- **RECORDS TO USE**:

== == ==

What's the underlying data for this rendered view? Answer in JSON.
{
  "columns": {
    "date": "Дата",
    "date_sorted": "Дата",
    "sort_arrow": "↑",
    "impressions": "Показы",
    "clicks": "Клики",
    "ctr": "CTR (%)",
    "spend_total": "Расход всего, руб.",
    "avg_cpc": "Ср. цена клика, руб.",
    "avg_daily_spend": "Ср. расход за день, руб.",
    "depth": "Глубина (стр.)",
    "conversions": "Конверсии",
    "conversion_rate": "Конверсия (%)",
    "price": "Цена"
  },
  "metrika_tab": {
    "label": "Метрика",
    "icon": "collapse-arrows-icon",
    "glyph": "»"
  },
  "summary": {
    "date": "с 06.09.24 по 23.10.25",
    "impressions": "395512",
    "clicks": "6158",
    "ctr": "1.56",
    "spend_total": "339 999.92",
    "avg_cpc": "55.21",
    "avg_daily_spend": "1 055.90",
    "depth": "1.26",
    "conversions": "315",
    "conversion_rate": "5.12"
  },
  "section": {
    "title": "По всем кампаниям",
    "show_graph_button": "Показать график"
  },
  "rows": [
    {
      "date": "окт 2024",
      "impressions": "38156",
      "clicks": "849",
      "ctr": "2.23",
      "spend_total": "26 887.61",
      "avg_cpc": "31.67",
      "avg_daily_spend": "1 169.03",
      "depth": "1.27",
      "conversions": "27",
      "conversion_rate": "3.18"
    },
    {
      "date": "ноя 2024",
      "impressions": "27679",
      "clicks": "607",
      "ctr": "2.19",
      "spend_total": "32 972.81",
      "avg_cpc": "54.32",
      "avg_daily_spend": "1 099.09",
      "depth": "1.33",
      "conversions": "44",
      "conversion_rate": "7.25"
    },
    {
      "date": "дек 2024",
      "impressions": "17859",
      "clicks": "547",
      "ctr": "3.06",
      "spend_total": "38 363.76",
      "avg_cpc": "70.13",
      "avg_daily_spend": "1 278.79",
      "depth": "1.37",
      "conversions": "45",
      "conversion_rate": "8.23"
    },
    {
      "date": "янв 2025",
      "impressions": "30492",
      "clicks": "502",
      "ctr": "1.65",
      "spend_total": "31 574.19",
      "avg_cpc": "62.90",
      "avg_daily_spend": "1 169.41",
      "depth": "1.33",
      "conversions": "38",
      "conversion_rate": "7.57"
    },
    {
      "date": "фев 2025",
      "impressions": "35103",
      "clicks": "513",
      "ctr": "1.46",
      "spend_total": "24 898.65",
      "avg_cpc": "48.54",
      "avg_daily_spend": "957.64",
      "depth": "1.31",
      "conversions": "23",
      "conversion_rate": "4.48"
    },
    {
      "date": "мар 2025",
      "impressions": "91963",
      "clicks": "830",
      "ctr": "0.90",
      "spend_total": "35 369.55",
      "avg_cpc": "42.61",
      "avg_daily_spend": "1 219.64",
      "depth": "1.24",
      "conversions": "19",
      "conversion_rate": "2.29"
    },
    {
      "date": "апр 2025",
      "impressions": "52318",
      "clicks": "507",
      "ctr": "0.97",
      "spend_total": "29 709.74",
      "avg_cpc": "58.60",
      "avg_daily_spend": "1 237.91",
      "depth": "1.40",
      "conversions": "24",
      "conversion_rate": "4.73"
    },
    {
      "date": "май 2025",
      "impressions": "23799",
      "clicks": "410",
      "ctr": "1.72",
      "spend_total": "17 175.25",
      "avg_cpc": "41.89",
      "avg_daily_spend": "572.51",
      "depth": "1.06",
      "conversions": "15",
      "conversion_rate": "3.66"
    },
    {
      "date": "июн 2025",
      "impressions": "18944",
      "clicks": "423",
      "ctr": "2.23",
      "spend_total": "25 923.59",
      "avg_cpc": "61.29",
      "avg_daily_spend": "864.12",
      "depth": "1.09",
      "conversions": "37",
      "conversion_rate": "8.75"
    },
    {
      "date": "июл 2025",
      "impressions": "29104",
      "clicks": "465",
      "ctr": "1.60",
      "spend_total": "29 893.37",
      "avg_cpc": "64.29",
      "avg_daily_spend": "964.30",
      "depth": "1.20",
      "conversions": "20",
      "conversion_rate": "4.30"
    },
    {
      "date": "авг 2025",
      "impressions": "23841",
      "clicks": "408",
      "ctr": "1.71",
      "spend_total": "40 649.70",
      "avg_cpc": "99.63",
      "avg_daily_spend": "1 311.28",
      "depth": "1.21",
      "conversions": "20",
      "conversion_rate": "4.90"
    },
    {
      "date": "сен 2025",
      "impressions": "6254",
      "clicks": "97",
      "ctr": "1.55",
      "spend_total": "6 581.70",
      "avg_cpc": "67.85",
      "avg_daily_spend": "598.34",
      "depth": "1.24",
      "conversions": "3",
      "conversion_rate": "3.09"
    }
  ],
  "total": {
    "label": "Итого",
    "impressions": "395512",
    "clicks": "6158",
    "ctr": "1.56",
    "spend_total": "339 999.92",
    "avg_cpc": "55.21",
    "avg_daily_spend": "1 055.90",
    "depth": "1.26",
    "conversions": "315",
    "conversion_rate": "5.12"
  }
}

== == ==

- **TASK TO COMPLETE**: Set down the listing in full, keeping every word exactly as it is.

- **TASK OUTPUT**:
What's the underlying data for this rendered view? Answer in JSON.
{
  "columns": {
    "date": "Дата",
    "date_sorted": "Дата",
    "sort_arrow": "↑",
    "impressions": "Показы",
    "clicks": "Клики",
    "ctr": "CTR (%)",
    "spend_total": "Расход всего, руб.",
    "avg_cpc": "Ср. цена клика, руб.",
    "avg_daily_spend": "Ср. расход за день, руб.",
    "depth": "Глубина (стр.)",
    "conversions": "Конверсии",
    "conversion_rate": "Конверсия (%)",
    "price": "Цена"
  },
  "metrika_tab": {
    "label": "Метрика",
    "icon": "collapse-arrows-icon",
    "glyph": "»"
  },
  "summary": {
    "date": "с 06.09.24 по 23.10.25",
    "impressions": "395512",
    "clicks": "6158",
    "ctr": "1.56",
    "spend_total": "339 999.92",
    "avg_cpc": "55.21",
    "avg_daily_spend": "1 055.90",
    "depth": "1.26",
    "conversions": "315",
    "conversion_rate": "5.12"
  },
  "section": {
    "title": "По всем кампаниям",
    "show_graph_button": "Показать график"
  },
  "rows": [
    {
      "date": "окт 2024",
      "impressions": "38156",
      "clicks": "849",
      "ctr": "2.23",
      "spend_total": "26 887.61",
      "avg_cpc": "31.67",
      "avg_daily_spend": "1 169.03",
      "depth": "1.27",
      "conversions": "27",
      "conversion_rate": "3.18"
    },
    {
      "date": "ноя 2024",
      "impressions": "27679",
      "clicks": "607",
      "ctr": "2.19",
      "spend_total": "32 972.81",
      "avg_cpc": "54.32",
      "avg_daily_spend": "1 099.09",
      "depth": "1.33",
      "conversions": "44",
      "conversion_rate": "7.25"
    },
    {
      "date": "дек 2024",
      "impressions": "17859",
      "clicks": "547",
      "ctr": "3.06",
      "spend_total": "38 363.76",
      "avg_cpc": "70.13",
      "avg_daily_spend": "1 278.79",
      "depth": "1.37",
      "conversions": "45",
      "conversion_rate": "8.23"
    },
    {
      "date": "янв 2025",
      "impressions": "30492",
      "clicks": "502",
      "ctr": "1.65",
      "spend_total": "31 574.19",
      "avg_cpc": "62.90",
      "avg_daily_spend": "1 169.41",
      "depth": "1.33",
      "conversions": "38",
      "conversion_rate": "7.57"
    },
    {
      "date": "фев 2025",
      "impressions": "35103",
      "clicks": "513",
      "ctr": "1.46",
      "spend_total": "24 898.65",
      "avg_cpc": "48.54",
      "avg_daily_spend": "957.64",
      "depth": "1.31",
      "conversions": "23",
      "conversion_rate": "4.48"
    },
    {
      "date": "мар 2025",
      "impressions": "91963",
      "clicks": "830",
      "ctr": "0.90",
      "spend_total": "35 369.55",
      "avg_cpc": "42.61",
      "avg_daily_spend": "1 219.64",
      "depth": "1.24",
      "conversions": "19",
      "conversion_rate": "2.29"
    },
    {
      "date": "апр 2025",
      "impressions": "52318",
      "clicks": "507",
      "ctr": "0.97",
      "spend_total": "29 709.74",
      "avg_cpc": "58.60",
      "avg_daily_spend": "1 237.91",
      "depth": "1.40",
      "conversions": "24",
      "conversion_rate": "4.73"
    },
    {
      "date": "май 2025",
      "impressions": "23799",
      "clicks": "410",
      "ctr": "1.72",
      "spend_total": "17 175.25",
      "avg_cpc": "41.89",
      "avg_daily_spend": "572.51",
      "depth": "1.06",
      "conversions": "15",
      "conversion_rate": "3.66"
    },
    {
      "date": "июн 2025",
      "impressions": "18944",
      "clicks": "423",
      "ctr": "2.23",
      "spend_total": "25 923.59",
      "avg_cpc": "61.29",
      "avg_daily_spend": "864.12",
      "depth": "1.09",
      "conversions": "37",
      "conversion_rate": "8.75"
    },
    {
      "date": "июл 2025",
      "impressions": "29104",
      "clicks": "465",
      "ctr": "1.60",
      "spend_total": "29 893.37",
      "avg_cpc": "64.29",
      "avg_daily_spend": "964.30",
      "depth": "1.20",
      "conversions": "20",
      "conversion_rate": "4.30"
    },
    {
      "date": "авг 2025",
      "impressions": "23841",
      "clicks": "408",
      "ctr": "1.71",
      "spend_total": "40 649.70",
      "avg_cpc": "99.63",
      "avg_daily_spend": "1 311.28",
      "depth": "1.21",
      "conversions": "20",
      "conversion_rate": "4.90"
    },
    {
      "date": "сен 2025",
      "impressions": "6254",
      "clicks": "97",
      "ctr": "1.55",
      "spend_total": "6 581.70",
      "avg_cpc": "67.85",
      "avg_daily_spend": "598.34",
      "depth": "1.24",
      "conversions": "3",
      "conversion_rate": "3.09"
    }
  ],
  "total": {
    "label": "Итого",
    "impressions": "395512",
    "clicks": "6158",
    "ctr": "1.56",
    "spend_total": "339 999.92",
    "avg_cpc": "55.21",
    "avg_daily_spend": "1 055.90",
    "depth": "1.26",
    "conversions": "315",
    "conversion_rate": "5.12"
  }
}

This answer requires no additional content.